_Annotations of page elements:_
## Start

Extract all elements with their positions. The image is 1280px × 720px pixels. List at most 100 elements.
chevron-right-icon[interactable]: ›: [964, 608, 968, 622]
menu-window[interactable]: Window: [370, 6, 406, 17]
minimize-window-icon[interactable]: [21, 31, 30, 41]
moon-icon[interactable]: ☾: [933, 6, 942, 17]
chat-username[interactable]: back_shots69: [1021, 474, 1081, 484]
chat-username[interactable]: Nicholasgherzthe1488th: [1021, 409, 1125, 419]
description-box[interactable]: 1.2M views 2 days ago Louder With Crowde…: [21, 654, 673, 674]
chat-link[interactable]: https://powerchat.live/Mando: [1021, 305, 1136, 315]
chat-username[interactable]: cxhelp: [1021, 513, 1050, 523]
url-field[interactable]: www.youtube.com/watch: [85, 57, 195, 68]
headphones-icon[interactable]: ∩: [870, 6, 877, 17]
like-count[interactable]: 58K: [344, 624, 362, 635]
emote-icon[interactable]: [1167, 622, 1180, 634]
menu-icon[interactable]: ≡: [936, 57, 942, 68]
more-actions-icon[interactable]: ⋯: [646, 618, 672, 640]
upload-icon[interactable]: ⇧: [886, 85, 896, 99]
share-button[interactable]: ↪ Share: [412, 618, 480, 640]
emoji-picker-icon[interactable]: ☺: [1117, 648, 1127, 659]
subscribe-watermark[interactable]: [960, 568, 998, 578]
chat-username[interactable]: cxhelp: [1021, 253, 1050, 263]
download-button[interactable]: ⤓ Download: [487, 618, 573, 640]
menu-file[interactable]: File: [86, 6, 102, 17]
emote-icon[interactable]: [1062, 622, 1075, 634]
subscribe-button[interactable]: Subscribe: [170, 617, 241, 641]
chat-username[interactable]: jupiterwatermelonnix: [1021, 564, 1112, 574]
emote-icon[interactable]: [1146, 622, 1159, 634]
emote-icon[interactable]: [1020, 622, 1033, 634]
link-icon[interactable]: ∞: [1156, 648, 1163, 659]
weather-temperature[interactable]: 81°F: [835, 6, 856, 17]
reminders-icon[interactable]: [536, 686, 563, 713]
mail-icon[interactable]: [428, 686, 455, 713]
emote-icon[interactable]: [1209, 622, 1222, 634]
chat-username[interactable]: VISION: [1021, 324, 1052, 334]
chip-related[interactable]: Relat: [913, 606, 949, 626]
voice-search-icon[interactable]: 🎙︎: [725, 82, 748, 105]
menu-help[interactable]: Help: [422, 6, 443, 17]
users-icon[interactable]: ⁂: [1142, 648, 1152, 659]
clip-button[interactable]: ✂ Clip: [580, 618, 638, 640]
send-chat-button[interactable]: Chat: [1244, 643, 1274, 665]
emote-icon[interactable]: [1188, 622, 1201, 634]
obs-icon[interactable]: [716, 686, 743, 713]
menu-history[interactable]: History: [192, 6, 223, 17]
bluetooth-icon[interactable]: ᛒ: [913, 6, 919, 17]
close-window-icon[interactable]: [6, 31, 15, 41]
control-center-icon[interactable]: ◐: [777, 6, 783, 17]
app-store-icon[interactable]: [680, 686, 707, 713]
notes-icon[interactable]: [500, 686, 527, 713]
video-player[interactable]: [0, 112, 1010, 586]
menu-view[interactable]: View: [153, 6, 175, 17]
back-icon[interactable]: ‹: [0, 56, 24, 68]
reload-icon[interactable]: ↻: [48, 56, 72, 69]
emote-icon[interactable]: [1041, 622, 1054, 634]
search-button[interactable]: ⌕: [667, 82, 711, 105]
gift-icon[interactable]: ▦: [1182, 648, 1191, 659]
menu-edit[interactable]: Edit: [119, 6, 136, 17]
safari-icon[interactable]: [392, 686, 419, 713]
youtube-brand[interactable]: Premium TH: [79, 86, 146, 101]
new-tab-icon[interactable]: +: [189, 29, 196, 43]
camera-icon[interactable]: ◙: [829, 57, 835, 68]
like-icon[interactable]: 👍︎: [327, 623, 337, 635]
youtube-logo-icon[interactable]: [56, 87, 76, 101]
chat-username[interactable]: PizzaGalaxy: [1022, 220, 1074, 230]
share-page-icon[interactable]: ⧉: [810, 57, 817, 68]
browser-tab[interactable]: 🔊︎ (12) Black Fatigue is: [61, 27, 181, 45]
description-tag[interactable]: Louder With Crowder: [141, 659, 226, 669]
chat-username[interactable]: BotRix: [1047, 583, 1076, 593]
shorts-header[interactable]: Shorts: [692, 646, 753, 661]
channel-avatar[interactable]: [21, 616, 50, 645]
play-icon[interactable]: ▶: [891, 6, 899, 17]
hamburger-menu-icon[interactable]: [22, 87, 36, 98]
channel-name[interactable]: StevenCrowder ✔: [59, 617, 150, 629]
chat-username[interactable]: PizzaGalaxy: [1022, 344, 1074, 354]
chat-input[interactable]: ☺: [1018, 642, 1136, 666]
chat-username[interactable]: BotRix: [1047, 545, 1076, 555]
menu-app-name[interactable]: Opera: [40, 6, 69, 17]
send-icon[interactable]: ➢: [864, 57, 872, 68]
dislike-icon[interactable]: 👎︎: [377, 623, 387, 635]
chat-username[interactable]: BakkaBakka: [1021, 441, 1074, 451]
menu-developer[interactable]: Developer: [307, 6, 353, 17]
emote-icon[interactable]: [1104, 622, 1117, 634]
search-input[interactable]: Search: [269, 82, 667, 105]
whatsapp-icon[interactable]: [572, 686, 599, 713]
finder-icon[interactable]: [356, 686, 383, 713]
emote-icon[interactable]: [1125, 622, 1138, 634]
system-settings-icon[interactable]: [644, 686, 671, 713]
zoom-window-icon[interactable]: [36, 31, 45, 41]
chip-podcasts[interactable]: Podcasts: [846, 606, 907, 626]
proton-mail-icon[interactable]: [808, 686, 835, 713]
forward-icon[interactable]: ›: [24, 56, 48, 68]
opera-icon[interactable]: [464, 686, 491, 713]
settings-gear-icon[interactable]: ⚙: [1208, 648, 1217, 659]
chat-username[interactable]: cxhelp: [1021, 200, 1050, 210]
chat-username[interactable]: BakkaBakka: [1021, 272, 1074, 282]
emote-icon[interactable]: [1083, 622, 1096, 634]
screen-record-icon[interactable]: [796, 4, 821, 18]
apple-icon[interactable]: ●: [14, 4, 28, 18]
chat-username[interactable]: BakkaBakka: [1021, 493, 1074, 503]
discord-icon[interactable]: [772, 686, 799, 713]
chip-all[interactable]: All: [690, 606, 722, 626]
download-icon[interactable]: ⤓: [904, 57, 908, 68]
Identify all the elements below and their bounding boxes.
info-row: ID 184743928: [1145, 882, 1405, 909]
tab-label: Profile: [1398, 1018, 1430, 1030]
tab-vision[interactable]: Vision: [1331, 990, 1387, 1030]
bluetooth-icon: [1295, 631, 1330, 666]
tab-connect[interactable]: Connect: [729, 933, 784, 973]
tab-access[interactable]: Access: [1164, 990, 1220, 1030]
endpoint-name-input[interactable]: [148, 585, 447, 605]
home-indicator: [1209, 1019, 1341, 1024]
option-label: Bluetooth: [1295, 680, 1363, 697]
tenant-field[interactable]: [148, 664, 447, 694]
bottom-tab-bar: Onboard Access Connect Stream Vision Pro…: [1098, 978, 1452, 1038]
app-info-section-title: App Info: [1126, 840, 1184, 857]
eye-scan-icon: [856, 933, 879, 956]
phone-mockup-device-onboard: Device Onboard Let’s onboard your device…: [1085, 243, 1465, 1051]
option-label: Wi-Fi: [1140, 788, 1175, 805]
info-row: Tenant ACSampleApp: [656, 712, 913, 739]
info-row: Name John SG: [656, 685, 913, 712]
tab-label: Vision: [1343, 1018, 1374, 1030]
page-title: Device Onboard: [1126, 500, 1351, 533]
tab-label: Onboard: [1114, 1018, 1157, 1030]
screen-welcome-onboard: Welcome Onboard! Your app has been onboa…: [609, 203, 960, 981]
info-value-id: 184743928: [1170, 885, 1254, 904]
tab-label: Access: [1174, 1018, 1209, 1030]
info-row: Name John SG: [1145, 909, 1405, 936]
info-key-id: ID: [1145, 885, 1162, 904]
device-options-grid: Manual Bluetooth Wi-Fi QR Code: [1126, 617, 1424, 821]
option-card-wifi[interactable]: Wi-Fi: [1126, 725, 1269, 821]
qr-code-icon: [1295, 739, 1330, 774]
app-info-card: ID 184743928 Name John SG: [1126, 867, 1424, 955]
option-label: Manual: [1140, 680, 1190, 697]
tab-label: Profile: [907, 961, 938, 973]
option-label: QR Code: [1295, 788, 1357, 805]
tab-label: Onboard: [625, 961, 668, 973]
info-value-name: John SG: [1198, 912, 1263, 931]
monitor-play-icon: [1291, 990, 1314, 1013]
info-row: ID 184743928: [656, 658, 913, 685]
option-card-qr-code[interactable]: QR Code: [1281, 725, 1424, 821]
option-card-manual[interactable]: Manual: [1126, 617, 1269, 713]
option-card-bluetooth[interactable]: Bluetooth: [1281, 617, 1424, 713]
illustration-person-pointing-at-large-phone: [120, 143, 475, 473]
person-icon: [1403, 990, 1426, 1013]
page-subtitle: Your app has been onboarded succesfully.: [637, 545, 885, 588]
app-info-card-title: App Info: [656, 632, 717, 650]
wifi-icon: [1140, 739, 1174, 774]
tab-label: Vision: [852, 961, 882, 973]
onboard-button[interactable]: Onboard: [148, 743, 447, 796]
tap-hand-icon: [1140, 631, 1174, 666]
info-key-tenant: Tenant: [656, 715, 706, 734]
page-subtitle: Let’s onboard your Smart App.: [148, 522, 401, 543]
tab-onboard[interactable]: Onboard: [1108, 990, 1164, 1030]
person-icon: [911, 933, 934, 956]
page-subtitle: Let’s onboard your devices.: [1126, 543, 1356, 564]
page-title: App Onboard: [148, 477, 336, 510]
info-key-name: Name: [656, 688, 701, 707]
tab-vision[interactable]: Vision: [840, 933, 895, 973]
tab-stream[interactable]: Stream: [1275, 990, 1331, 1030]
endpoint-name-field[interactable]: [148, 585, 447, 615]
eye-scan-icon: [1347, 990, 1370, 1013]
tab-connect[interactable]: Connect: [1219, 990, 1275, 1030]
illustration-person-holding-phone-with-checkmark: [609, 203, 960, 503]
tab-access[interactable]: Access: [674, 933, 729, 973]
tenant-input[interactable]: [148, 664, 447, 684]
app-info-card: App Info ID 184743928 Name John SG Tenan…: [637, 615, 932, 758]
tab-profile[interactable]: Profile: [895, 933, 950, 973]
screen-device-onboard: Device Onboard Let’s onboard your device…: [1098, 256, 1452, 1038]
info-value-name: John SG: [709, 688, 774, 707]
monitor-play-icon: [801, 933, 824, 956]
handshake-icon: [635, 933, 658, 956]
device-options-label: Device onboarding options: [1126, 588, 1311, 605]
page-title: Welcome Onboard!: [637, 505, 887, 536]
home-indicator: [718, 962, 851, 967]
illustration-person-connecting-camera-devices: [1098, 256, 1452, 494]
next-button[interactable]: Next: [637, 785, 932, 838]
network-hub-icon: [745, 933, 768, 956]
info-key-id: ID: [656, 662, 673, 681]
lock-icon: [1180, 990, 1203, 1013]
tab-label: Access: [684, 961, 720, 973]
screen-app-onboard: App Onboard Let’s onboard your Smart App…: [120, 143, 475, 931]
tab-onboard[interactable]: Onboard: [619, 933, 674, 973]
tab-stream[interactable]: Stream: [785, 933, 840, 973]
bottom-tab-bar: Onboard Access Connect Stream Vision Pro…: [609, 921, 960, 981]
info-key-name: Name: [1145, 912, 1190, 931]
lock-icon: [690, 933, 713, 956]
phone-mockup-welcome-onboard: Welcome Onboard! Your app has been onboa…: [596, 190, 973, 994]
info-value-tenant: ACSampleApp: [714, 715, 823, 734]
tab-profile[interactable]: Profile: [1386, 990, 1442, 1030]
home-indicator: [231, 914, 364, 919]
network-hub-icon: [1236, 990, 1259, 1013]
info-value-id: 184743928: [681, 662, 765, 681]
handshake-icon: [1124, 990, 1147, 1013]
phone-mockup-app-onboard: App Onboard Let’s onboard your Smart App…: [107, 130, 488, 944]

## End

_PROBLEM TO WORK ON:_ Identify every line in the records above that contains the word "Smart", and copy each of those lines. Match the word's capitalization exactly.

_SOLUTION FOR THIS PROBLEM:_
page-subtitle: Let’s onboard your Smart App.: [148, 522, 401, 543]
screen-app-onboard: App Onboard Let’s onboard your Smart App…: [120, 143, 475, 931]
phone-mockup-app-onboard: App Onboard Let’s onboard your Smart App…: [107, 130, 488, 944]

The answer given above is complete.